• [Stated problem]: Reproduce every record below exactly as written, but leave out any pictures.

• [Input material]:
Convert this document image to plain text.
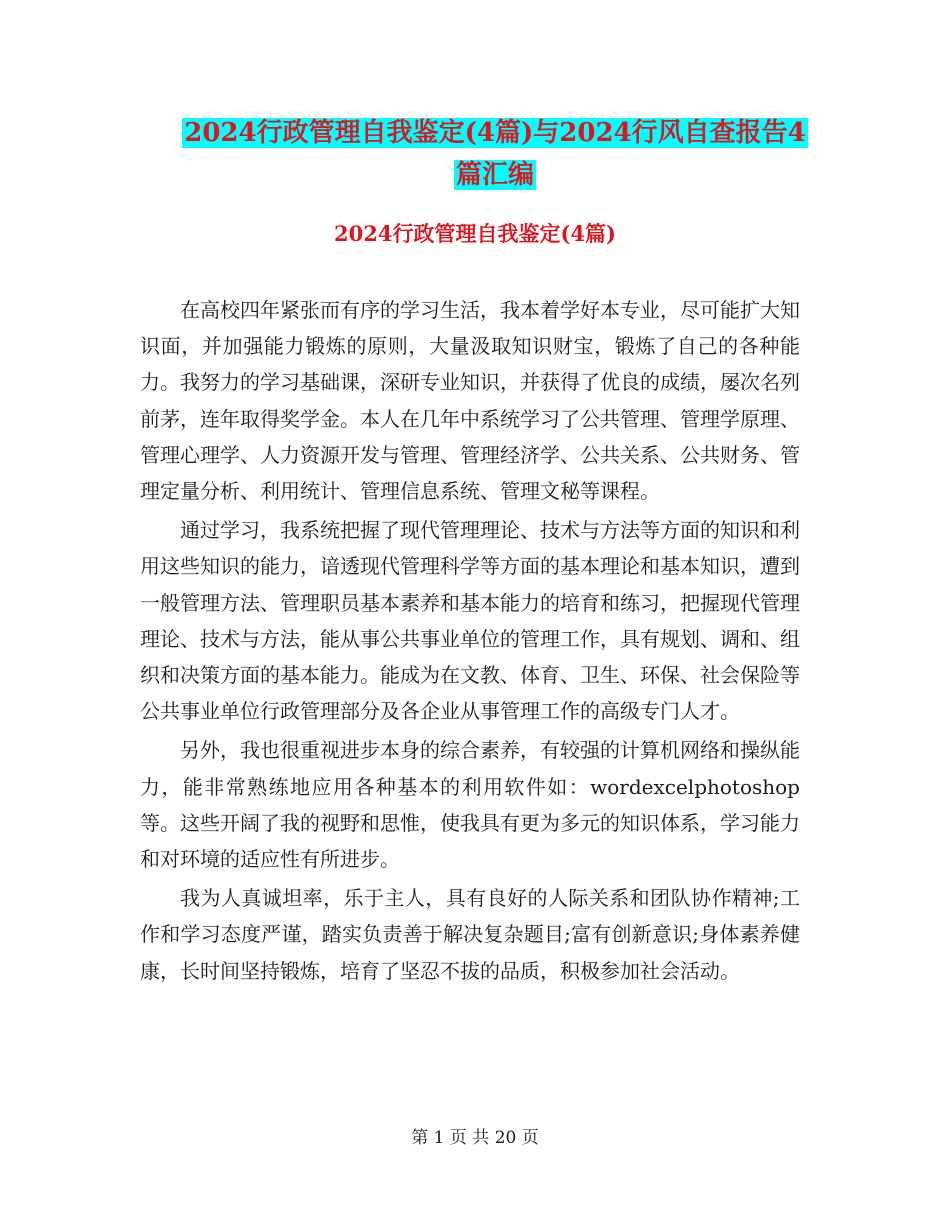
2024行政管理自我鉴定(4篇)与2024行风自查报告4
篇汇编
2024行政管理自我鉴定(4篇)

在高校四年紧张而有序的学习生活，我本着学好本专业，尽可能扩大知识面，并加强能力锻炼的原则，大量汲取知识财宝，锻炼了自己的各种能力。我努力的学习基础课，深研专业知识，并获得了优良的成绩，屡次名列前茅，连年取得奖学金。本人在几年中系统学习了公共管理、管理学原理、管理心理学、人力资源开发与管理、管理经济学、公共关系、公共财务、管理定量分析、利用统计、管理信息系统、管理文秘等课程。

通过学习，我系统把握了现代管理理论、技术与方法等方面的知识和利用这些知识的能力，谙透现代管理科学等方面的基本理论和基本知识，遭到一般管理方法、管理职员基本素养和基本能力的培育和练习，把握现代管理理论、技术与方法，能从事公共事业单位的管理工作，具有规划、调和、组织和决策方面的基本能力。能成为在文教、体育、卫生、环保、社会保险等公共事业单位行政管理部分及各企业从事管理工作的高级专门人才。

另外，我也很重视进步本身的综合素养，有较强的计算机网络和操纵能力，能非常熟练地应用各种基本的利用软件如：wordexcelphotoshop等。这些开阔了我的视野和思惟，使我具有更为多元的知识体系，学习能力和对环境的适应性有所进步。

我为人真诚坦率，乐于主人，具有良好的人际关系和团队协作精神;工作和学习态度严谨，踏实负责善于解决复杂题目;富有创新意识;身体素养健康，长时间坚持锻炼，培育了坚忍不拔的品质，积极参加社会活动。

第 1 页 共 20 页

• [Final result]:
Convert this document image to plain text.
2024行政管理自我鉴定(4篇)与2024行风自查报告4
篇汇编
2024行政管理自我鉴定(4篇)

在高校四年紧张而有序的学习生活，我本着学好本专业，尽可能扩大知识面，并加强能力锻炼的原则，大量汲取知识财宝，锻炼了自己的各种能力。我努力的学习基础课，深研专业知识，并获得了优良的成绩，屡次名列前茅，连年取得奖学金。本人在几年中系统学习了公共管理、管理学原理、管理心理学、人力资源开发与管理、管理经济学、公共关系、公共财务、管理定量分析、利用统计、管理信息系统、管理文秘等课程。

通过学习，我系统把握了现代管理理论、技术与方法等方面的知识和利用这些知识的能力，谙透现代管理科学等方面的基本理论和基本知识，遭到一般管理方法、管理职员基本素养和基本能力的培育和练习，把握现代管理理论、技术与方法，能从事公共事业单位的管理工作，具有规划、调和、组织和决策方面的基本能力。能成为在文教、体育、卫生、环保、社会保险等公共事业单位行政管理部分及各企业从事管理工作的高级专门人才。

另外，我也很重视进步本身的综合素养，有较强的计算机网络和操纵能力，能非常熟练地应用各种基本的利用软件如：wordexcelphotoshop等。这些开阔了我的视野和思惟，使我具有更为多元的知识体系，学习能力和对环境的适应性有所进步。

我为人真诚坦率，乐于主人，具有良好的人际关系和团队协作精神;工作和学习态度严谨，踏实负责善于解决复杂题目;富有创新意识;身体素养健康，长时间坚持锻炼，培育了坚忍不拔的品质，积极参加社会活动。

第 1 页 共 20 页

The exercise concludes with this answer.